Brief –
Exclude images, then output the remaining data verbatim.

- - - - -

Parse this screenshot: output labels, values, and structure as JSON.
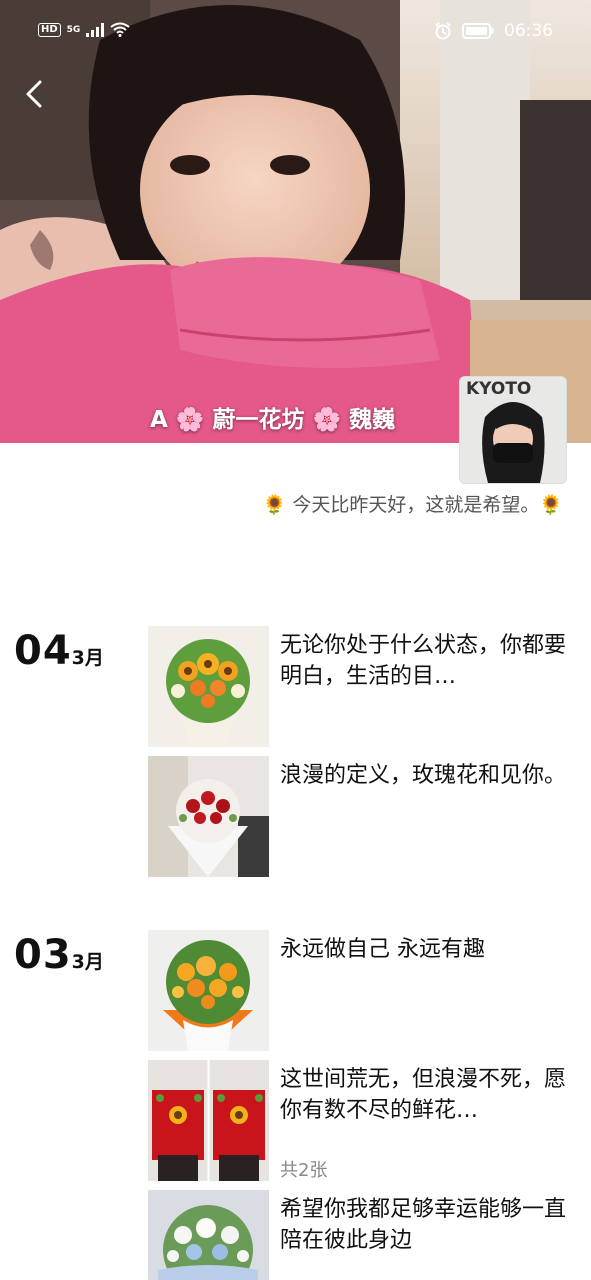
{
  "status_bar": {
    "network_hd": "HD",
    "network_5g": "5G",
    "time": "06:36",
    "icons": [
      "signal-icon",
      "wifi-icon",
      "alarm-icon",
      "battery-icon"
    ]
  },
  "profile": {
    "cover_image": "girl-in-pink-sweater-photo",
    "name": "A 🌸 蔚一花坊 🌸 魏巍",
    "avatar_label": "KYOTO",
    "signature": "🌻 今天比昨天好，这就是希望。🌻"
  },
  "posts": [
    {
      "day": "04",
      "month": "3月",
      "entries": [
        {
          "text": "无论你处于什么状态，你都要明白，生活的目…",
          "image": "sunflower-rose-bouquet-white"
        },
        {
          "text": "浪漫的定义，玫瑰花和见你。",
          "image": "red-rose-bouquet"
        }
      ]
    },
    {
      "day": "03",
      "month": "3月",
      "entries": [
        {
          "text": "永远做自己 永远有趣",
          "image": "orange-rose-bouquet"
        },
        {
          "text": "这世间荒无，但浪漫不死，愿你有数不尽的鲜花…",
          "image": "two-red-flower-baskets",
          "count": "共2张"
        },
        {
          "text": "希望你我都足够幸运能够一直陪在彼此身边",
          "image": "white-blue-bouquet"
        }
      ]
    }
  ],
  "colors": {
    "sweater_pink": "#e4588a",
    "text": "#111111",
    "muted": "#888888"
  }
}
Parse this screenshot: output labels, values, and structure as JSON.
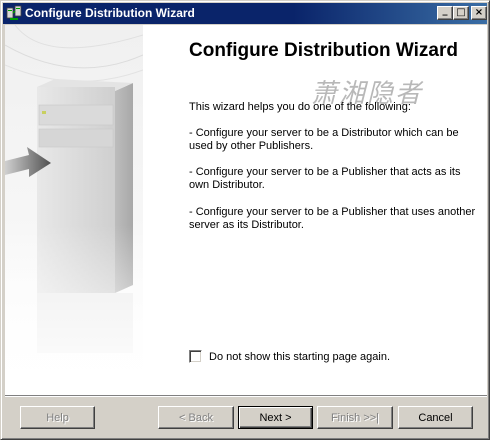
{
  "window": {
    "title": "Configure Distribution Wizard",
    "controls": {
      "minimize": "_",
      "maximize": "□",
      "close": "×"
    }
  },
  "icons": {
    "app": "distribution-wizard-icon",
    "art": "server-tower-with-arrow-illustration"
  },
  "page": {
    "heading": "Configure Distribution Wizard",
    "watermark": "萧湘隐者",
    "intro": "This wizard helps you do one of the following:",
    "bullets": [
      "- Configure your server to be a Distributor which can be used by other Publishers.",
      "- Configure your server to be a Publisher that acts as its own Distributor.",
      "- Configure your server to be a Publisher that uses another server as its Distributor."
    ],
    "checkbox": {
      "label": "Do not show this starting page again.",
      "checked": false
    }
  },
  "buttons": {
    "help": "Help",
    "back": "< Back",
    "next": "Next >",
    "finish": "Finish >>|",
    "cancel": "Cancel"
  },
  "colors": {
    "titlebar": "#0a246a",
    "face": "#d4d0c8",
    "content_bg": "#ffffff",
    "disabled_text": "#808080"
  }
}
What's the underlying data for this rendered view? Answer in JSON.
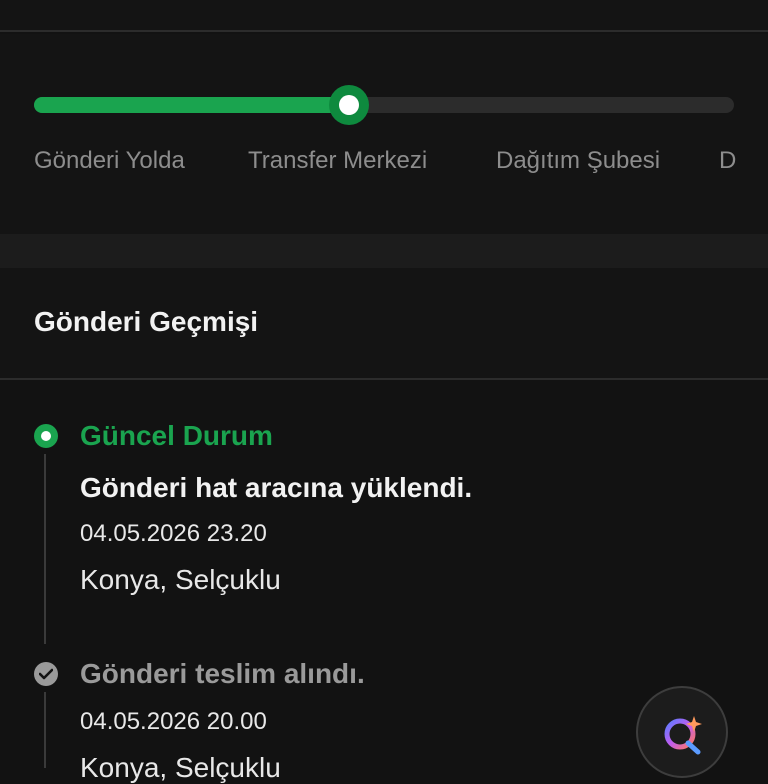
{
  "progress": {
    "value_fraction": 0.45,
    "steps": [
      {
        "label": "Gönderi Yolda"
      },
      {
        "label": "Transfer Merkezi"
      },
      {
        "label": "Dağıtım Şubesi"
      },
      {
        "label": "D"
      }
    ],
    "accent_color": "#1aa44f"
  },
  "history": {
    "title": "Gönderi Geçmişi",
    "events": [
      {
        "status": "Güncel Durum",
        "description": "Gönderi hat aracına yüklendi.",
        "datetime": "04.05.2026 23.20",
        "location": "Konya, Selçuklu",
        "icon": "current-dot-icon"
      },
      {
        "status": "Gönderi teslim alındı.",
        "datetime": "04.05.2026 20.00",
        "location": "Konya, Selçuklu",
        "icon": "check-circle-icon"
      }
    ]
  },
  "assistant_button": {
    "icon": "ai-assistant-icon"
  }
}
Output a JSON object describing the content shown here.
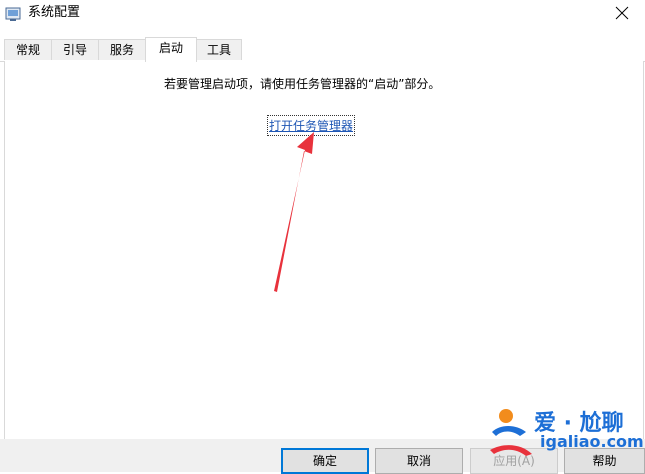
{
  "window": {
    "title": "系统配置",
    "close_icon": "close-icon",
    "app_icon": "msconfig-icon"
  },
  "tabs": [
    {
      "label": "常规",
      "active": false
    },
    {
      "label": "引导",
      "active": false
    },
    {
      "label": "服务",
      "active": false
    },
    {
      "label": "启动",
      "active": true
    },
    {
      "label": "工具",
      "active": false
    }
  ],
  "startup": {
    "description": "若要管理启动项，请使用任务管理器的“启动”部分。",
    "link_label": "打开任务管理器"
  },
  "buttons": {
    "ok": "确定",
    "cancel": "取消",
    "apply": "应用(A)",
    "help": "帮助"
  },
  "annotation": {
    "arrow_color": "#e8323c"
  },
  "watermark": {
    "line1": "爱 · 尬聊",
    "line2": "igaliao.com",
    "color": "#1d6fd6"
  }
}
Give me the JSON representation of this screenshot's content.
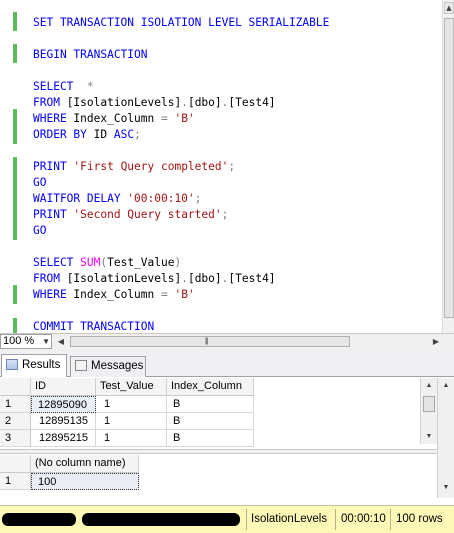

- - - - -

Complete answer –
Parse this screenshot: output labels, values, and structure as JSON.
{
  "status_bar": {
    "network_hd": "HD",
    "network_5g": "5G",
    "time": "06:36",
    "icons": [
      "signal-icon",
      "wifi-icon",
      "alarm-icon",
      "battery-icon"
    ]
  },
  "profile": {
    "cover_image": "girl-in-pink-sweater-photo",
    "name": "A 🌸 蔚一花坊 🌸 魏巍",
    "avatar_label": "KYOTO",
    "signature": "🌻 今天比昨天好，这就是希望。🌻"
  },
  "posts": [
    {
      "day": "04",
      "month": "3月",
      "entries": [
        {
          "text": "无论你处于什么状态，你都要明白，生活的目…",
          "image": "sunflower-rose-bouquet-white"
        },
        {
          "text": "浪漫的定义，玫瑰花和见你。",
          "image": "red-rose-bouquet"
        }
      ]
    },
    {
      "day": "03",
      "month": "3月",
      "entries": [
        {
          "text": "永远做自己 永远有趣",
          "image": "orange-rose-bouquet"
        },
        {
          "text": "这世间荒无，但浪漫不死，愿你有数不尽的鲜花…",
          "image": "two-red-flower-baskets",
          "count": "共2张"
        },
        {
          "text": "希望你我都足够幸运能够一直陪在彼此身边",
          "image": "white-blue-bouquet"
        }
      ]
    }
  ],
  "colors": {
    "sweater_pink": "#e4588a",
    "text": "#111111",
    "muted": "#888888"
  }
}
Parse this screenshot: output labels, values, and structure as JSON.
{
  "window": {
    "title": "Configure Distribution Wizard",
    "controls": {
      "minimize": "_",
      "maximize": "□",
      "close": "×"
    }
  },
  "icons": {
    "app": "distribution-wizard-icon",
    "art": "server-tower-with-arrow-illustration"
  },
  "page": {
    "heading": "Configure Distribution Wizard",
    "watermark": "萧湘隐者",
    "intro": "This wizard helps you do one of the following:",
    "bullets": [
      "- Configure your server to be a Distributor which can be used by other Publishers.",
      "- Configure your server to be a Publisher that acts as its own Distributor.",
      "- Configure your server to be a Publisher that uses another server as its Distributor."
    ],
    "checkbox": {
      "label": "Do not show this starting page again.",
      "checked": false
    }
  },
  "buttons": {
    "help": "Help",
    "back": "< Back",
    "next": "Next >",
    "finish": "Finish >>|",
    "cancel": "Cancel"
  },
  "colors": {
    "titlebar": "#0a246a",
    "face": "#d4d0c8",
    "content_bg": "#ffffff",
    "disabled_text": "#808080"
  }
}
What's the underlying data for this rendered view? Answer in JSON.
{
  "progress": {
    "value_fraction": 0.45,
    "steps": [
      {
        "label": "Gönderi Yolda"
      },
      {
        "label": "Transfer Merkezi"
      },
      {
        "label": "Dağıtım Şubesi"
      },
      {
        "label": "D"
      }
    ],
    "accent_color": "#1aa44f"
  },
  "history": {
    "title": "Gönderi Geçmişi",
    "events": [
      {
        "status": "Güncel Durum",
        "description": "Gönderi hat aracına yüklendi.",
        "datetime": "04.05.2026 23.20",
        "location": "Konya, Selçuklu",
        "icon": "current-dot-icon"
      },
      {
        "status": "Gönderi teslim alındı.",
        "datetime": "04.05.2026 20.00",
        "location": "Konya, Selçuklu",
        "icon": "check-circle-icon"
      }
    ]
  },
  "assistant_button": {
    "icon": "ai-assistant-icon"
  }
}
Output a JSON object describing the content shown here.
{
  "window": {
    "title": "系统配置",
    "close_icon": "close-icon",
    "app_icon": "msconfig-icon"
  },
  "tabs": [
    {
      "label": "常规",
      "active": false
    },
    {
      "label": "引导",
      "active": false
    },
    {
      "label": "服务",
      "active": false
    },
    {
      "label": "启动",
      "active": true
    },
    {
      "label": "工具",
      "active": false
    }
  ],
  "startup": {
    "description": "若要管理启动项，请使用任务管理器的“启动”部分。",
    "link_label": "打开任务管理器"
  },
  "buttons": {
    "ok": "确定",
    "cancel": "取消",
    "apply": "应用(A)",
    "help": "帮助"
  },
  "annotation": {
    "arrow_color": "#e8323c"
  },
  "watermark": {
    "line1": "爱 · 尬聊",
    "line2": "igaliao.com",
    "color": "#1d6fd6"
  }
}
Give me the JSON representation of this screenshot's content.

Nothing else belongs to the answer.